------ DATA LINES

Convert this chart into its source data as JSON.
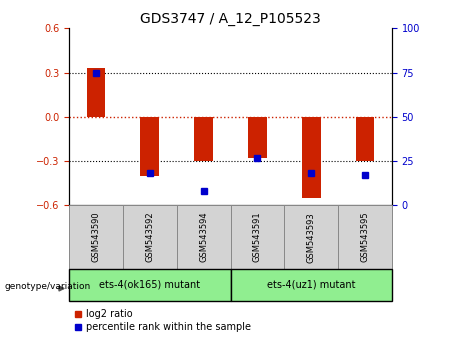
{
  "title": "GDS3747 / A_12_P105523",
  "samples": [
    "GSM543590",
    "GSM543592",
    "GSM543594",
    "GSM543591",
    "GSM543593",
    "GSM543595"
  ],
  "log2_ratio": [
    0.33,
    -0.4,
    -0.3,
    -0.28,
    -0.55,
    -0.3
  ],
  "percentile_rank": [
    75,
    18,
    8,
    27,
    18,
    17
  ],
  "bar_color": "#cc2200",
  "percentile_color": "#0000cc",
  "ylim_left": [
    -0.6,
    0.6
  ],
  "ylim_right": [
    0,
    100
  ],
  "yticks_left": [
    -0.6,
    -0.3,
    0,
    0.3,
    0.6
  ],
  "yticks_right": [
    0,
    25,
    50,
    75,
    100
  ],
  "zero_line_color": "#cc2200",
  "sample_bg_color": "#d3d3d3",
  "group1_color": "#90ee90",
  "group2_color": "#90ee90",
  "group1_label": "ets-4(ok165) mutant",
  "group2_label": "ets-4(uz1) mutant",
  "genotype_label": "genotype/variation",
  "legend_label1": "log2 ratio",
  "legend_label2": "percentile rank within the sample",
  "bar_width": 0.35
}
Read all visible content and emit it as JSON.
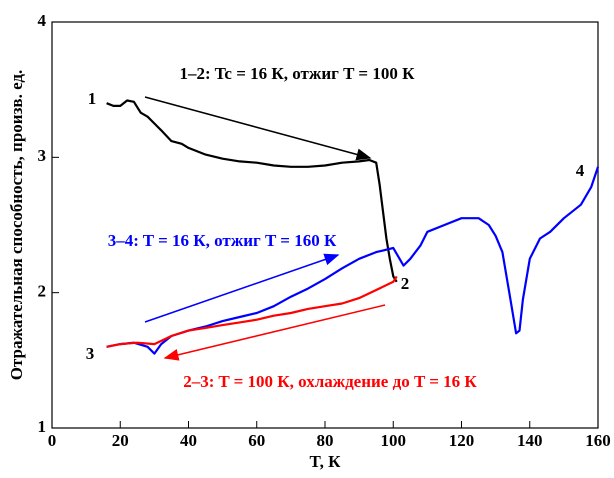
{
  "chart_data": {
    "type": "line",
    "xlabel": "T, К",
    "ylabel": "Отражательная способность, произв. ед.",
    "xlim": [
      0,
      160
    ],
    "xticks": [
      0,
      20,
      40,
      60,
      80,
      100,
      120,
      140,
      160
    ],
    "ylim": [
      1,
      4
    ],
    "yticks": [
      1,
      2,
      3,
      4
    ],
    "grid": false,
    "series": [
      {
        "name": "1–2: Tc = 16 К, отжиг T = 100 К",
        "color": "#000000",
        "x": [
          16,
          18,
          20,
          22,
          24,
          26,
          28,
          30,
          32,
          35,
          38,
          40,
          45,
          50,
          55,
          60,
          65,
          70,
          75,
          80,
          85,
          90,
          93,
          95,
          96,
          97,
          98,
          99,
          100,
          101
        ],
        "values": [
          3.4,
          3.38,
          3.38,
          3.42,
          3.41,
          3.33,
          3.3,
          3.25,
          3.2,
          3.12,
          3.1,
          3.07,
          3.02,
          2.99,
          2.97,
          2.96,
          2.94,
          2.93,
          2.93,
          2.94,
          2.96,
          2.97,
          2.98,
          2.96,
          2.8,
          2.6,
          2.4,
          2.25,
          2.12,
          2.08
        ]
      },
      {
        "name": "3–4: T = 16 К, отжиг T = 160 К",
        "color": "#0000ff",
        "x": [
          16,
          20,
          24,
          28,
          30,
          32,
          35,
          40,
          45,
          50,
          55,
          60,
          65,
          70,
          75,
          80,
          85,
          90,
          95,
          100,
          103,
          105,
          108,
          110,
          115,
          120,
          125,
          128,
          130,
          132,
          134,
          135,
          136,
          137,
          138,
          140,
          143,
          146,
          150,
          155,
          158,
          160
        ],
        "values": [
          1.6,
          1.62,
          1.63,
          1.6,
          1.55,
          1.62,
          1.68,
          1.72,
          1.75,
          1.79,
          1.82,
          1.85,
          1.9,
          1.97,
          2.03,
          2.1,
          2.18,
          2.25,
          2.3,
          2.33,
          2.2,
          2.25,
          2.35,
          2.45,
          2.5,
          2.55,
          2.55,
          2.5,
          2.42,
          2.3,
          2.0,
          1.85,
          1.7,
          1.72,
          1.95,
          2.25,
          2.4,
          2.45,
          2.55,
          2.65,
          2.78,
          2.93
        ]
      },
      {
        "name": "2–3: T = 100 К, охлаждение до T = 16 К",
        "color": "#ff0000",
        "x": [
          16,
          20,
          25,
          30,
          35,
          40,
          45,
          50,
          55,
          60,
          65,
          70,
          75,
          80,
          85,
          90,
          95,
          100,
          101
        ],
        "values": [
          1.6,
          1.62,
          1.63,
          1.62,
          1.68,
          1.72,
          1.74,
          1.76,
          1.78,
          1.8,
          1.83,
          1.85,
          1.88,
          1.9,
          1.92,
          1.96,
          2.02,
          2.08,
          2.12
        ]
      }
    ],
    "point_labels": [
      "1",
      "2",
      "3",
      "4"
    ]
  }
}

------------

# THE PROBLEM
Copy the whole listing above word for word but do not carry over the pictures.

# SOLUTION FOR THIS EXERCISE
Convert this chart into its source data as JSON.
{
  "title": "GDS3747 / A_12_P105523",
  "samples": [
    "GSM543590",
    "GSM543592",
    "GSM543594",
    "GSM543591",
    "GSM543593",
    "GSM543595"
  ],
  "log2_ratio": [
    0.33,
    -0.4,
    -0.3,
    -0.28,
    -0.55,
    -0.3
  ],
  "percentile_rank": [
    75,
    18,
    8,
    27,
    18,
    17
  ],
  "bar_color": "#cc2200",
  "percentile_color": "#0000cc",
  "ylim_left": [
    -0.6,
    0.6
  ],
  "ylim_right": [
    0,
    100
  ],
  "yticks_left": [
    -0.6,
    -0.3,
    0,
    0.3,
    0.6
  ],
  "yticks_right": [
    0,
    25,
    50,
    75,
    100
  ],
  "zero_line_color": "#cc2200",
  "sample_bg_color": "#d3d3d3",
  "group1_color": "#90ee90",
  "group2_color": "#90ee90",
  "group1_label": "ets-4(ok165) mutant",
  "group2_label": "ets-4(uz1) mutant",
  "genotype_label": "genotype/variation",
  "legend_label1": "log2 ratio",
  "legend_label2": "percentile rank within the sample",
  "bar_width": 0.35
}
Read all visible content and emit it as JSON.
{
  "chart_data": {
    "type": "line",
    "xlabel": "T, К",
    "ylabel": "Отражательная способность, произв. ед.",
    "xlim": [
      0,
      160
    ],
    "xticks": [
      0,
      20,
      40,
      60,
      80,
      100,
      120,
      140,
      160
    ],
    "ylim": [
      1,
      4
    ],
    "yticks": [
      1,
      2,
      3,
      4
    ],
    "grid": false,
    "series": [
      {
        "name": "1–2: Tc = 16 К, отжиг T = 100 К",
        "color": "#000000",
        "x": [
          16,
          18,
          20,
          22,
          24,
          26,
          28,
          30,
          32,
          35,
          38,
          40,
          45,
          50,
          55,
          60,
          65,
          70,
          75,
          80,
          85,
          90,
          93,
          95,
          96,
          97,
          98,
          99,
          100,
          101
        ],
        "values": [
          3.4,
          3.38,
          3.38,
          3.42,
          3.41,
          3.33,
          3.3,
          3.25,
          3.2,
          3.12,
          3.1,
          3.07,
          3.02,
          2.99,
          2.97,
          2.96,
          2.94,
          2.93,
          2.93,
          2.94,
          2.96,
          2.97,
          2.98,
          2.96,
          2.8,
          2.6,
          2.4,
          2.25,
          2.12,
          2.08
        ]
      },
      {
        "name": "3–4: T = 16 К, отжиг T = 160 К",
        "color": "#0000ff",
        "x": [
          16,
          20,
          24,
          28,
          30,
          32,
          35,
          40,
          45,
          50,
          55,
          60,
          65,
          70,
          75,
          80,
          85,
          90,
          95,
          100,
          103,
          105,
          108,
          110,
          115,
          120,
          125,
          128,
          130,
          132,
          134,
          135,
          136,
          137,
          138,
          140,
          143,
          146,
          150,
          155,
          158,
          160
        ],
        "values": [
          1.6,
          1.62,
          1.63,
          1.6,
          1.55,
          1.62,
          1.68,
          1.72,
          1.75,
          1.79,
          1.82,
          1.85,
          1.9,
          1.97,
          2.03,
          2.1,
          2.18,
          2.25,
          2.3,
          2.33,
          2.2,
          2.25,
          2.35,
          2.45,
          2.5,
          2.55,
          2.55,
          2.5,
          2.42,
          2.3,
          2.0,
          1.85,
          1.7,
          1.72,
          1.95,
          2.25,
          2.4,
          2.45,
          2.55,
          2.65,
          2.78,
          2.93
        ]
      },
      {
        "name": "2–3: T = 100 К, охлаждение до T = 16 К",
        "color": "#ff0000",
        "x": [
          16,
          20,
          25,
          30,
          35,
          40,
          45,
          50,
          55,
          60,
          65,
          70,
          75,
          80,
          85,
          90,
          95,
          100,
          101
        ],
        "values": [
          1.6,
          1.62,
          1.63,
          1.62,
          1.68,
          1.72,
          1.74,
          1.76,
          1.78,
          1.8,
          1.83,
          1.85,
          1.88,
          1.9,
          1.92,
          1.96,
          2.02,
          2.08,
          2.12
        ]
      }
    ],
    "point_labels": [
      "1",
      "2",
      "3",
      "4"
    ]
  }
}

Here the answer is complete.